-- Begin --
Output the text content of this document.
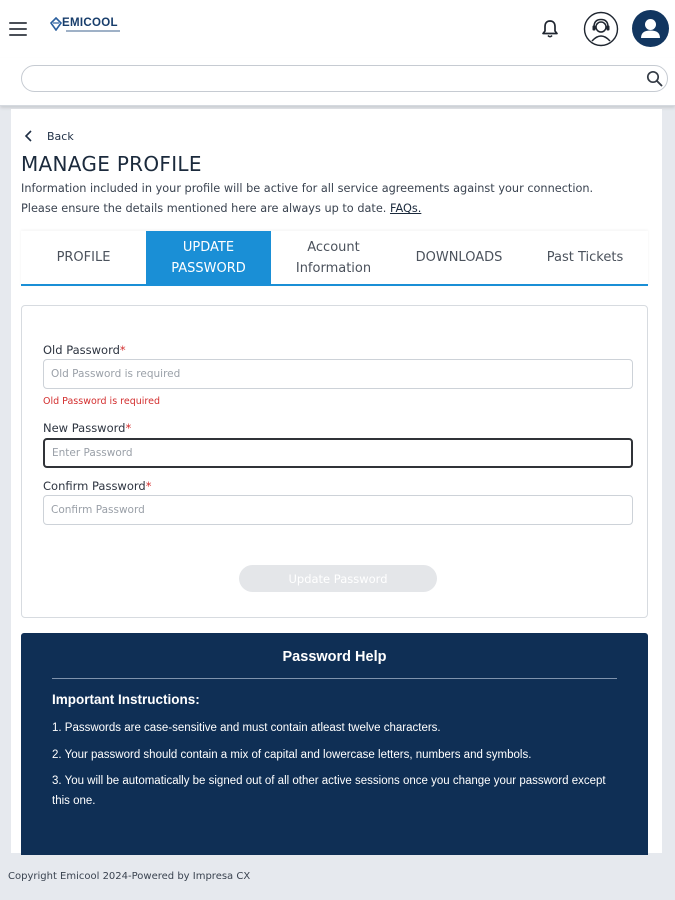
EMICOOL
Back
MANAGE PROFILE
Information included in your profile will be active for all service agreements against your connection.
Please ensure the details mentioned here are always up to date. FAQs.
PROFILE
UPDATE PASSWORD
Account Information
DOWNLOADS	Past Tickets
Old Password*
Old Password is required
New Password*
Confirm Password*
Update Password
Password Help
Important Instructions:
1. Passwords are case-sensitive and must contain atleast twelve characters.
2. Your password should contain a mix of capital and lowercase letters, numbers and symbols.
3. You will be automatically be signed out of all other active sessions once you change your password except this one.
Copyright Emicool 2024-Powered by Impresa CX
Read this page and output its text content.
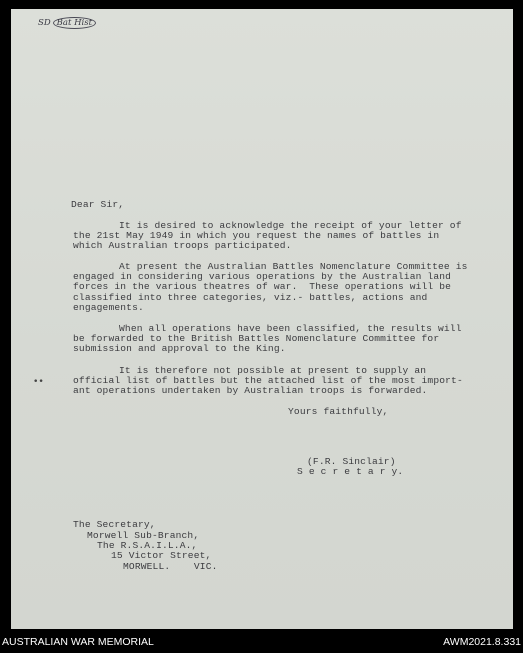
SD Bat Hist
Dear Sir,
It is desired to acknowledge the receipt of your letter of
the 21st May 1949 in which you request the names of battles in
which Australian troops participated.
At present the Australian Battles Nomenclature Committee is
engaged in considering various operations by the Australian land
forces in the various theatres of war.  These operations will be
classified into three categories, viz.- battles, actions and
engagements.
When all operations have been classified, the results will
be forwarded to the British Battles Nomenclature Committee for
submission and approval to the King.
It is therefore not possible at present to supply an
official list of battles but the attached list of the most import-
ant operations undertaken by Australian troops is forwarded.
Yours faithfully,
(F.R. Sinclair)
S e c r e t a r y.
The Secretary,
Morwell Sub-Branch,
The R.S.A.I.L.A.,
15 Victor Street,
MORWELL.    VIC.
••
AUSTRALIAN WAR MEMORIAL	AWM2021.8.331
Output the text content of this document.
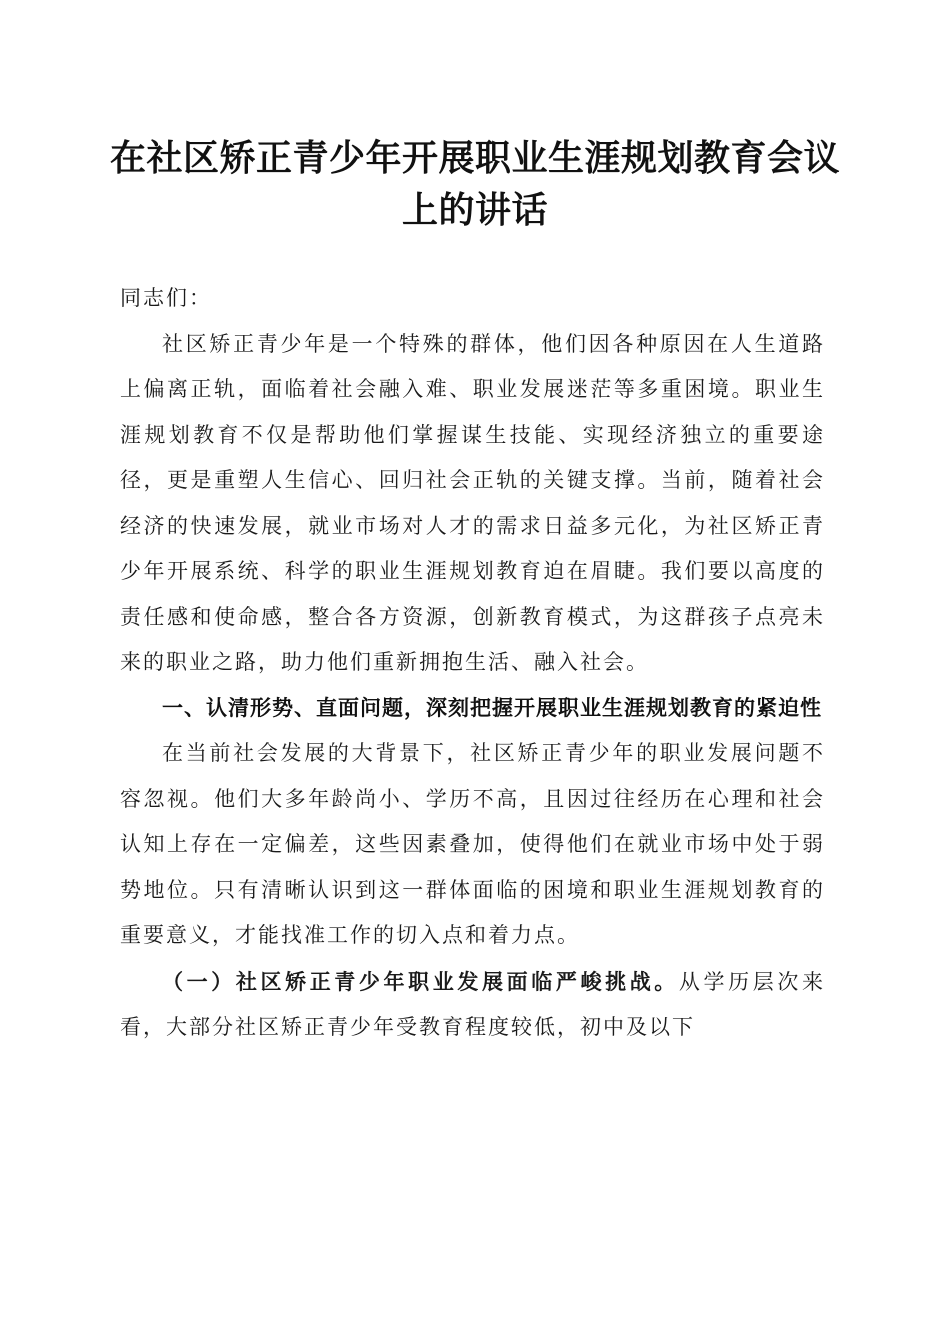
在社区矫正青少年开展职业生涯规划教育会议上的讲话

同志们：

社区矫正青少年是一个特殊的群体，他们因各种原因在人生道路上偏离正轨，面临着社会融入难、职业发展迷茫等多重困境。职业生涯规划教育不仅是帮助他们掌握谋生技能、实现经济独立的重要途径，更是重塑人生信心、回归社会正轨的关键支撑。当前，随着社会经济的快速发展，就业市场对人才的需求日益多元化，为社区矫正青少年开展系统、科学的职业生涯规划教育迫在眉睫。我们要以高度的责任感和使命感，整合各方资源，创新教育模式，为这群孩子点亮未来的职业之路，助力他们重新拥抱生活、融入社会。

一、认清形势、直面问题，深刻把握开展职业生涯规划教育的紧迫性

在当前社会发展的大背景下，社区矫正青少年的职业发展问题不容忽视。他们大多年龄尚小、学历不高，且因过往经历在心理和社会认知上存在一定偏差，这些因素叠加，使得他们在就业市场中处于弱势地位。只有清晰认识到这一群体面临的困境和职业生涯规划教育的重要意义，才能找准工作的切入点和着力点。

（一）社区矫正青少年职业发展面临严峻挑战。从学历层次来看，大部分社区矫正青少年受教育程度较低，初中及以下
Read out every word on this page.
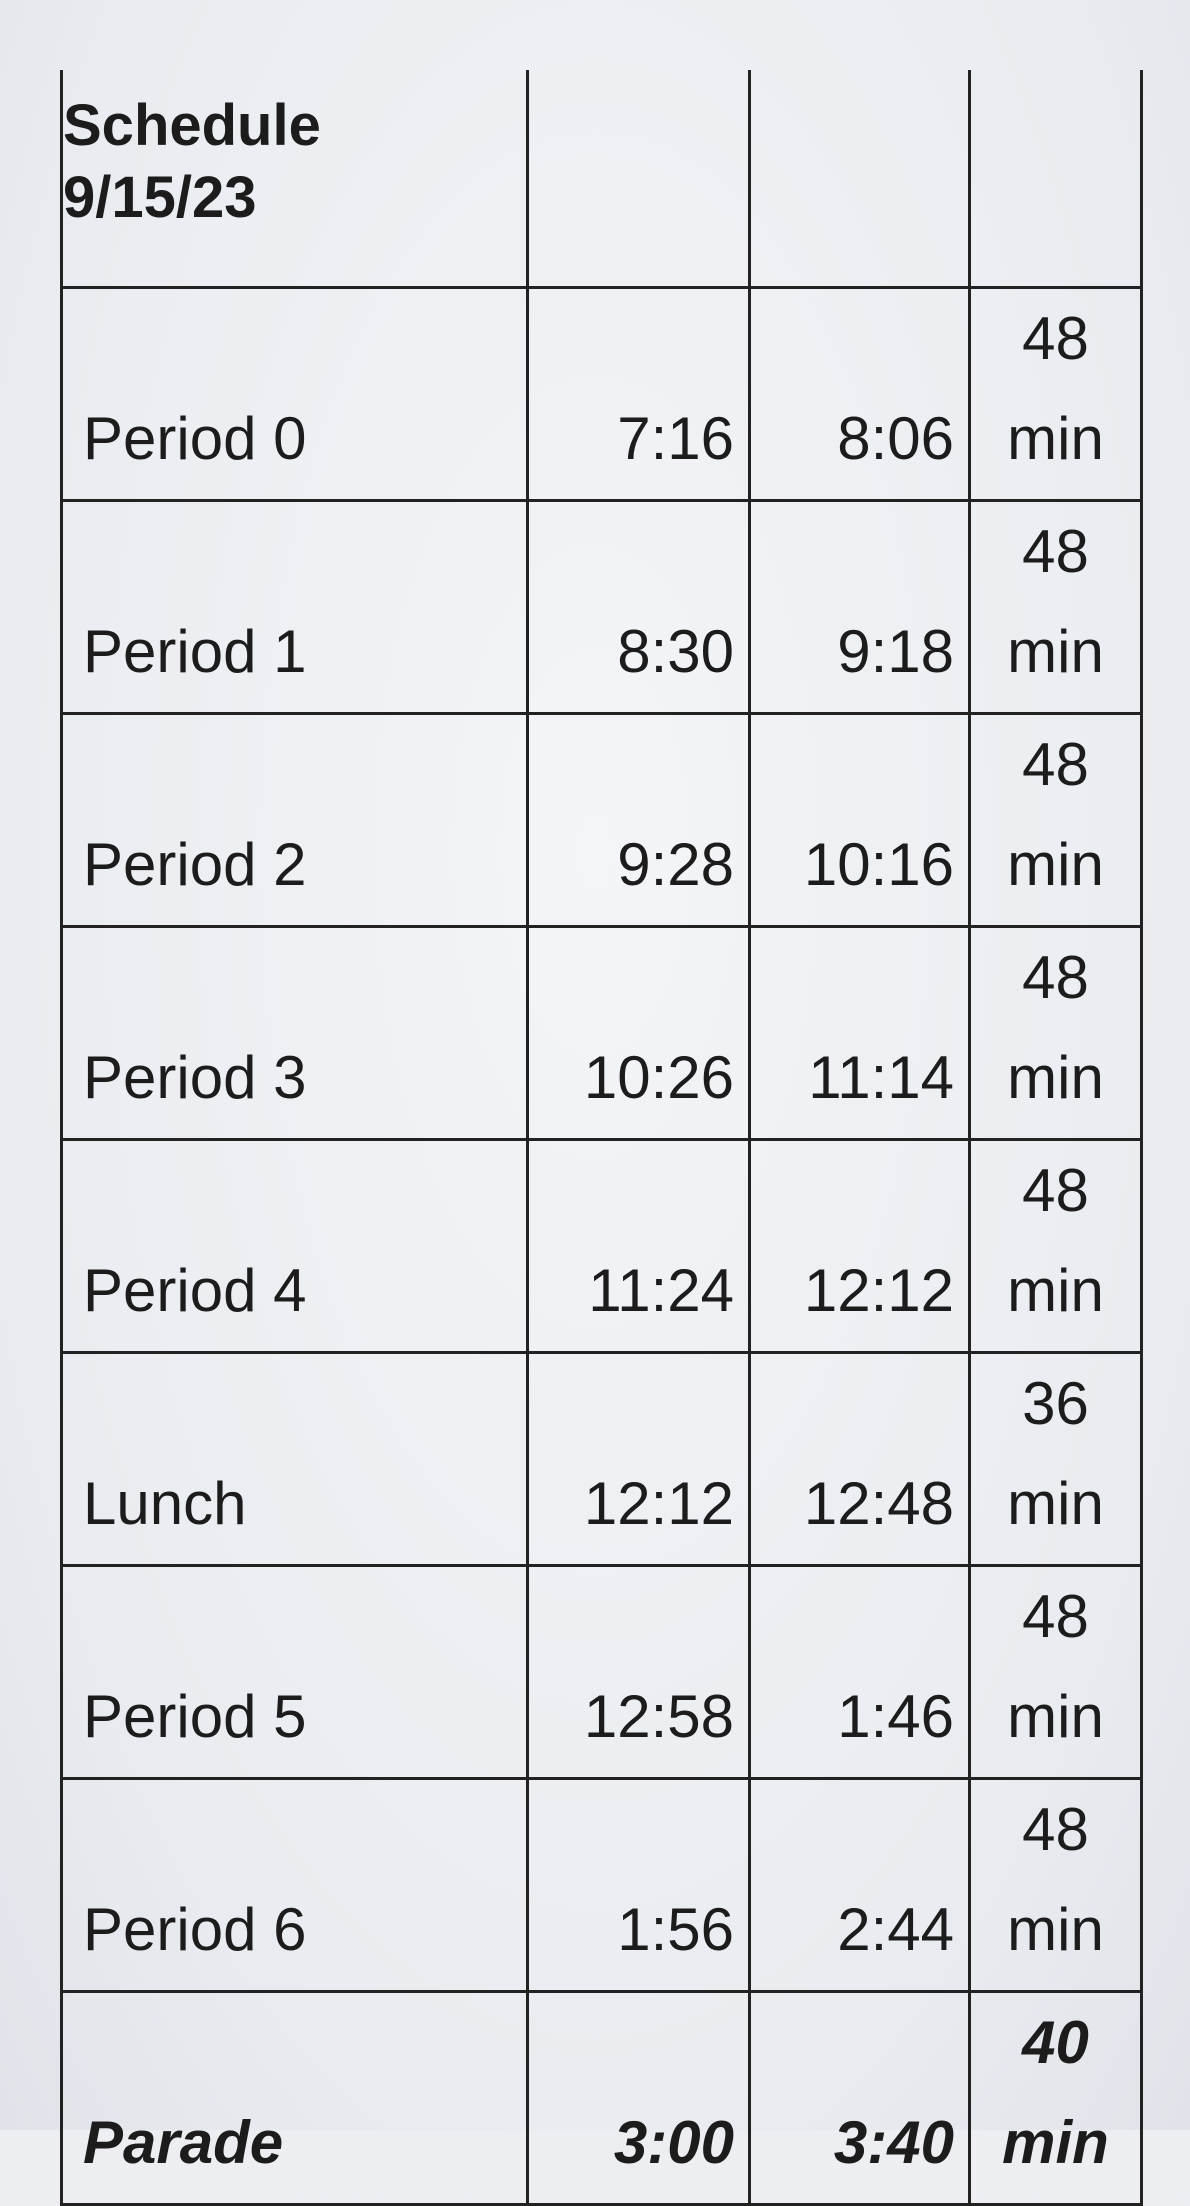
Schedule
9/15/23			
Period 0	7:16	8:06	48
min

Period 1	8:30	9:18	48
min

Period 2	9:28	10:16	48
min

Period 3	10:26	11:14	48
min

Period 4	11:24	12:12	48
min

Lunch	12:12	12:48	36
min

Period 5	12:58	1:46	48
min

Period 6	1:56	2:44	48
min

Parade	3:00	3:40	40
min
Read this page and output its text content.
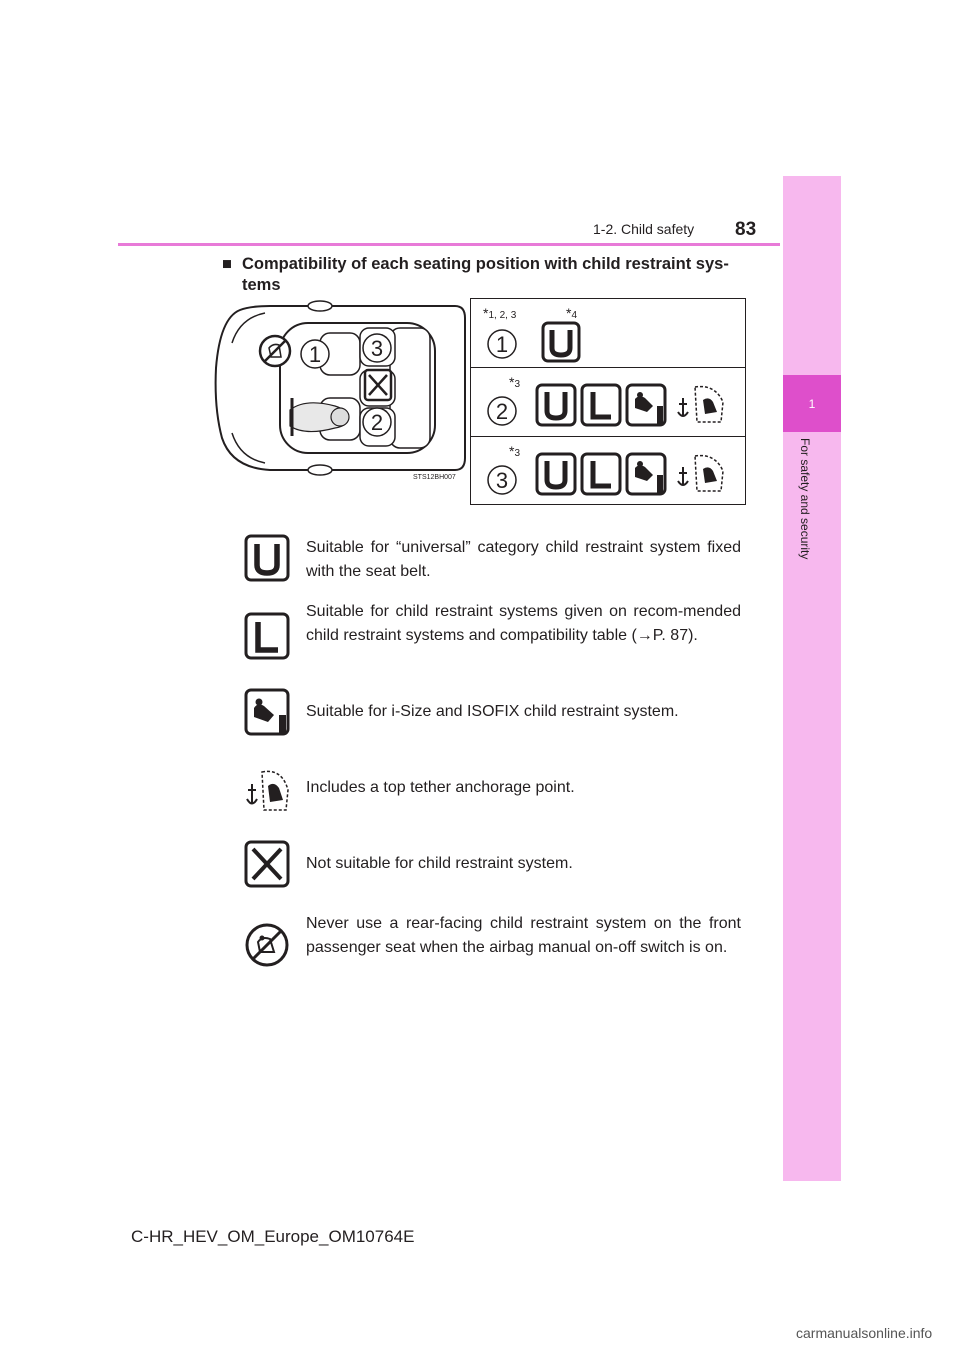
1-2. Child safety 83
1
For safety and security
■ Compatibility of each seating position with child restraint sys-tems
1 3
2
STS12BH007
*1, 2, 3	*4
1
*3
2
*3
3
Suitable for “universal” category child restraint system fixed with the seat belt.
Suitable for child restraint systems given on recom-mended child restraint systems and compatibility table (→P. 87).
Suitable for i-Size and ISOFIX child restraint system.
Includes a top tether anchorage point.
Not suitable for child restraint system.
Never use a rear-facing child restraint system on the front passenger seat when the airbag manual on-off switch is on.
C-HR_HEV_OM_Europe_OM10764E
carmanualsonline.info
-- End --
§ Request
Find the lines with the string "forwarded" and reproduce them.

§ Solution
be forwarded to the British Battles Nomenclature Committee for
ant operations undertaken by Australian troops is forwarded.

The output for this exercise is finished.